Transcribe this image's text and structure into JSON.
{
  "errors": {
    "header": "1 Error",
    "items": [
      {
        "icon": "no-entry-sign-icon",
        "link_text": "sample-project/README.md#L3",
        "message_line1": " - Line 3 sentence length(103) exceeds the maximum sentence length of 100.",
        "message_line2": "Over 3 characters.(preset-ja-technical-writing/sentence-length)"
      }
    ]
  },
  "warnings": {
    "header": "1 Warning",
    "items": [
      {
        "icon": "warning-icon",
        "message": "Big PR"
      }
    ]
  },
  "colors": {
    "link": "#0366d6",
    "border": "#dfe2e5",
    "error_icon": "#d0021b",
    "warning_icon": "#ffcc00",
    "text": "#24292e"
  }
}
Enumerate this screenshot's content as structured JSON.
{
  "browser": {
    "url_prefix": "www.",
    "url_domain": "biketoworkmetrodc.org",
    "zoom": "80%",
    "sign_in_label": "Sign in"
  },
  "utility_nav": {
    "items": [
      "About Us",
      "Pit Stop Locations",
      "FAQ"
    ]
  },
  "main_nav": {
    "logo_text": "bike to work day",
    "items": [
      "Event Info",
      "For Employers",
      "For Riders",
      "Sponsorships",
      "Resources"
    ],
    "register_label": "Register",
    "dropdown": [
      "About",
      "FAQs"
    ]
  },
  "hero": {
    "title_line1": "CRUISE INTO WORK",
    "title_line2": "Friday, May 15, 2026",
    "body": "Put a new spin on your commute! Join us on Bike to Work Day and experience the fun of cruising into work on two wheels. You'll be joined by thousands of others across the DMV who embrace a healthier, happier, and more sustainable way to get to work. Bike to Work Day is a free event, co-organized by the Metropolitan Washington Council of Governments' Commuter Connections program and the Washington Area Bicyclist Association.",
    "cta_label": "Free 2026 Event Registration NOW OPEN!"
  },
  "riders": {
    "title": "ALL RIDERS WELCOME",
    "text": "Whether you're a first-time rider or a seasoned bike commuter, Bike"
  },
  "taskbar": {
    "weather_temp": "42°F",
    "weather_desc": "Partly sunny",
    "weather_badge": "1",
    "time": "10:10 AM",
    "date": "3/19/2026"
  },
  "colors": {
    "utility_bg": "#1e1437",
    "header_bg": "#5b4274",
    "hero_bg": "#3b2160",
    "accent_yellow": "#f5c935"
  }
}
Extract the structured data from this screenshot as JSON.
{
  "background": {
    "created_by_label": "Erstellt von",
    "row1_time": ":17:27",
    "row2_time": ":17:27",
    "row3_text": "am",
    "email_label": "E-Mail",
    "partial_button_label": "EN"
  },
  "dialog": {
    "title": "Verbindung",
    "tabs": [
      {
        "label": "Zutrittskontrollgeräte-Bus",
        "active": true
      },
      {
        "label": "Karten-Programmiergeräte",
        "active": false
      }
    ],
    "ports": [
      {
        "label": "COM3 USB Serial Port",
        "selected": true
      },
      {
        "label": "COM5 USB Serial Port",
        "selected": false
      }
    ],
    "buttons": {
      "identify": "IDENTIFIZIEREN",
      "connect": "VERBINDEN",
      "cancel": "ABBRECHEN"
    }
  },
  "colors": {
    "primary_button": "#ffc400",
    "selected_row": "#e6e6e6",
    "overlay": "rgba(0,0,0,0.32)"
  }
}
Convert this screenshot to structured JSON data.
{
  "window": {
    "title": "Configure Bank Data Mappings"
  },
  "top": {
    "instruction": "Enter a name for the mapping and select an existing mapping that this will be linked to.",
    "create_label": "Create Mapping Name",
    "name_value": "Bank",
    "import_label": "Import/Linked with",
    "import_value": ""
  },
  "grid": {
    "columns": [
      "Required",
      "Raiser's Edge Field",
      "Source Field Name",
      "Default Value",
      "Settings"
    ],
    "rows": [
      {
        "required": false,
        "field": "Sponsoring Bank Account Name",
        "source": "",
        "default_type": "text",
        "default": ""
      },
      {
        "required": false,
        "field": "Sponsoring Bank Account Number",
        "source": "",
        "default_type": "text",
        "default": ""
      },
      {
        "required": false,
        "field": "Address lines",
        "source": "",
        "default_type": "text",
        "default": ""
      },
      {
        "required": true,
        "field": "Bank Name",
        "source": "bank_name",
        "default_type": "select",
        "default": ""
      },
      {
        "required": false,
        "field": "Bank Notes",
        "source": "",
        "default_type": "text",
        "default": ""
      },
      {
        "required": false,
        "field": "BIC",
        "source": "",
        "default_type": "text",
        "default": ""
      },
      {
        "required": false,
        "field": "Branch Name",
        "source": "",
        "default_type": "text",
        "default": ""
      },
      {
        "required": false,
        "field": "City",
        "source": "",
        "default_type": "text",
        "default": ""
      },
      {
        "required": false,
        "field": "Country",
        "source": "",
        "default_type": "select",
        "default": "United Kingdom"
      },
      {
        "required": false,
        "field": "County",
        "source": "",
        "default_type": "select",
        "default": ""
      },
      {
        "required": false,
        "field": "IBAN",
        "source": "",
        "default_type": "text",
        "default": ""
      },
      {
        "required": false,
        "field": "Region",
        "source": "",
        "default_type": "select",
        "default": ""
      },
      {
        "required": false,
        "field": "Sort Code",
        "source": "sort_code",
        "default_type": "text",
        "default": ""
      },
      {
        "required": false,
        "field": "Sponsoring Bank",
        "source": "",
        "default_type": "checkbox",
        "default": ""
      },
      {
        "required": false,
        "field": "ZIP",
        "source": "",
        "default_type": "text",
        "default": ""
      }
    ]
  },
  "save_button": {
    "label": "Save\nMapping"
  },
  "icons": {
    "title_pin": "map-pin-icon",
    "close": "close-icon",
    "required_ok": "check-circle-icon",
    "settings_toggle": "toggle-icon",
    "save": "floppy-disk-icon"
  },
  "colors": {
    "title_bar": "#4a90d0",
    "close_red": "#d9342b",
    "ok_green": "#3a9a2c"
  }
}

______

Select every line in the material above where the string "true" occurs, and copy it.

        "active": true
        "selected": true
        "required": true,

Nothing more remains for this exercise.